● Your objective: Identify the lines that contain the word "βασίλισκος", then copy them.

● Provided information:
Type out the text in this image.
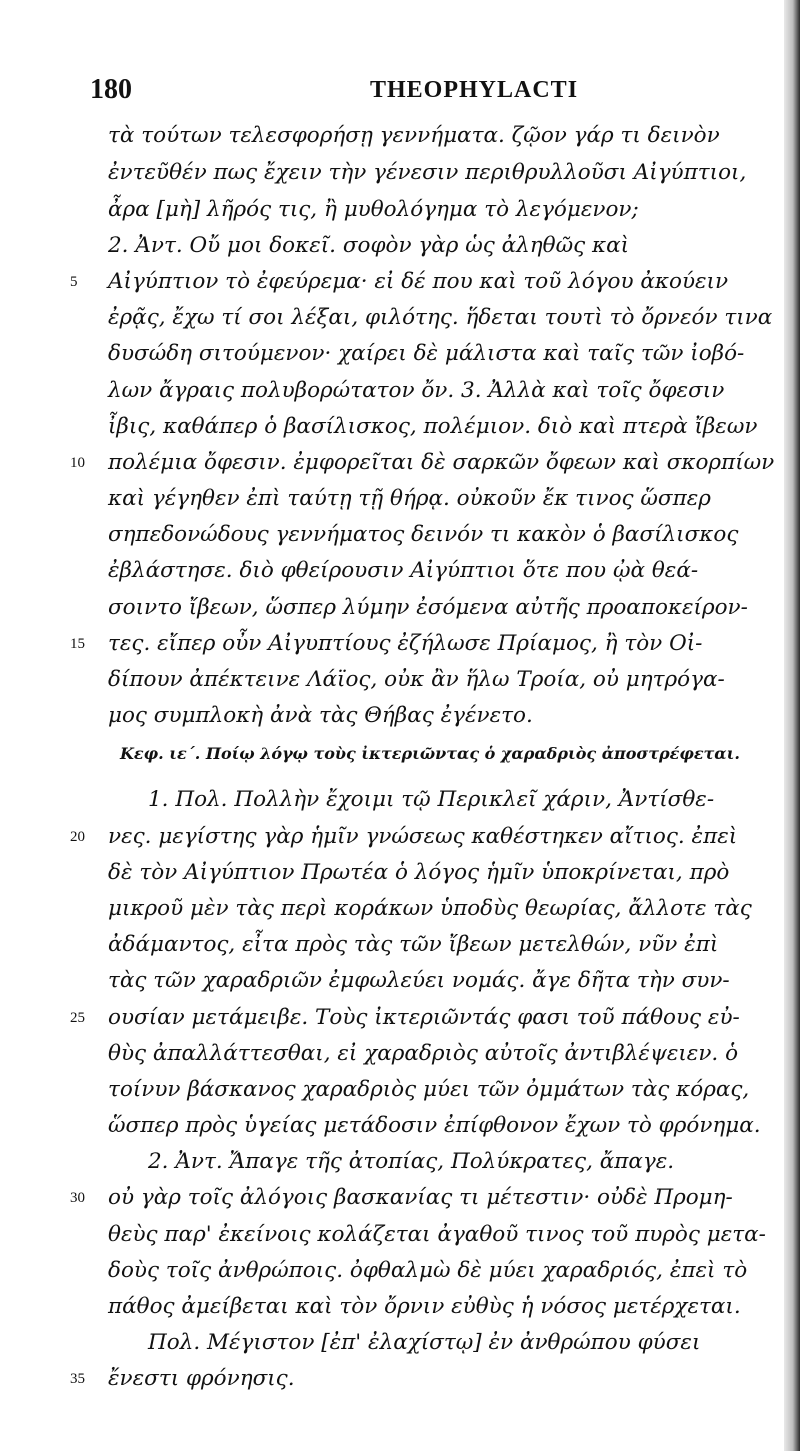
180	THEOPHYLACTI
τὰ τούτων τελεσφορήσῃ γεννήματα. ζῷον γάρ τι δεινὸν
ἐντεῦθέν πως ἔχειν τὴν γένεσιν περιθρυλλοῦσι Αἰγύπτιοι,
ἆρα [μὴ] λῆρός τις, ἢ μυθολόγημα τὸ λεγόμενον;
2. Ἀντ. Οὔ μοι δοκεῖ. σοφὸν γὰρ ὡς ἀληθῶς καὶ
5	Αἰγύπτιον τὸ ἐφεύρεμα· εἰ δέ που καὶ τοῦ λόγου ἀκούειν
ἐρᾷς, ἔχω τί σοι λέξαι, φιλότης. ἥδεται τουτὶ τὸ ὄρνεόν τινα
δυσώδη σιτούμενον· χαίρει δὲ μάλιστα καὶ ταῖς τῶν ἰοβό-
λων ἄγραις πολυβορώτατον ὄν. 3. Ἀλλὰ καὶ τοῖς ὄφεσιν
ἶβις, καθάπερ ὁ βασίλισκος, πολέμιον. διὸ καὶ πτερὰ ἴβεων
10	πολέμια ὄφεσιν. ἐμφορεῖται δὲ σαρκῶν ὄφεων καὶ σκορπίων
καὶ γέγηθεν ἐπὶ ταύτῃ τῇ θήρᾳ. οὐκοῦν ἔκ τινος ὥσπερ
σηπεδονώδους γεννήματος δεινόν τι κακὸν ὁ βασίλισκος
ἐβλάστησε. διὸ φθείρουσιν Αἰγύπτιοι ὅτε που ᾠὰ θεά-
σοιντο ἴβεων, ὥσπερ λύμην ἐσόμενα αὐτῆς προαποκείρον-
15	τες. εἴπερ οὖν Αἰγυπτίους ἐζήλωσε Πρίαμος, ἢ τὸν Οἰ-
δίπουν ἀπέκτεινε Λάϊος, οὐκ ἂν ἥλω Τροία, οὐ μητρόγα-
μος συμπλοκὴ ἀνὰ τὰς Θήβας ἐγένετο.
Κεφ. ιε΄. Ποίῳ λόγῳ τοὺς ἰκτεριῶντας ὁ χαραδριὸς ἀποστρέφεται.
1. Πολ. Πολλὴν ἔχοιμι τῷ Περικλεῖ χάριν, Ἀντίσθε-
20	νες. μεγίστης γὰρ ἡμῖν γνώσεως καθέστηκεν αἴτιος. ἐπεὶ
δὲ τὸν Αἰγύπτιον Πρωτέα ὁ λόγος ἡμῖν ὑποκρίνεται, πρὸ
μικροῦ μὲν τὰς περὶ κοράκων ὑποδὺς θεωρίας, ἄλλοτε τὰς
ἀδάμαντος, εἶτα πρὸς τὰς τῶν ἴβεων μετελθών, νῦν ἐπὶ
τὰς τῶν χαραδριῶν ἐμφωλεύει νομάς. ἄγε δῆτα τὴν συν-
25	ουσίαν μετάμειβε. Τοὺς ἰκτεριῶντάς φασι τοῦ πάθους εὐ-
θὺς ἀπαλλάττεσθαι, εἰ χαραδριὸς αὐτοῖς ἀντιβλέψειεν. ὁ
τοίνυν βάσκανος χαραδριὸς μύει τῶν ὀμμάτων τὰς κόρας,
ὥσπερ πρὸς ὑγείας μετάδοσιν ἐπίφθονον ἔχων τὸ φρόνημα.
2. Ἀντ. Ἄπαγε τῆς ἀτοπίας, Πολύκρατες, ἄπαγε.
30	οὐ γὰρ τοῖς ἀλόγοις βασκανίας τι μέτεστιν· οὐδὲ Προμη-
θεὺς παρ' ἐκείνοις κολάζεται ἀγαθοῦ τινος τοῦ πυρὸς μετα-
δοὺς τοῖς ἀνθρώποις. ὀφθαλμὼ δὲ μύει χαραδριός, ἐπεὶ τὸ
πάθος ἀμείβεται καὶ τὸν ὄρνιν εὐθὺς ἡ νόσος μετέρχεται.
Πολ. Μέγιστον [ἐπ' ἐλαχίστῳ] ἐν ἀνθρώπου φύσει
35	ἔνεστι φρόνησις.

● Solution:
ἶβις, καθάπερ ὁ βασίλισκος, πολέμιον. διὸ καὶ πτερὰ ἴβεων
σηπεδονώδους γεννήματος δεινόν τι κακὸν ὁ βασίλισκος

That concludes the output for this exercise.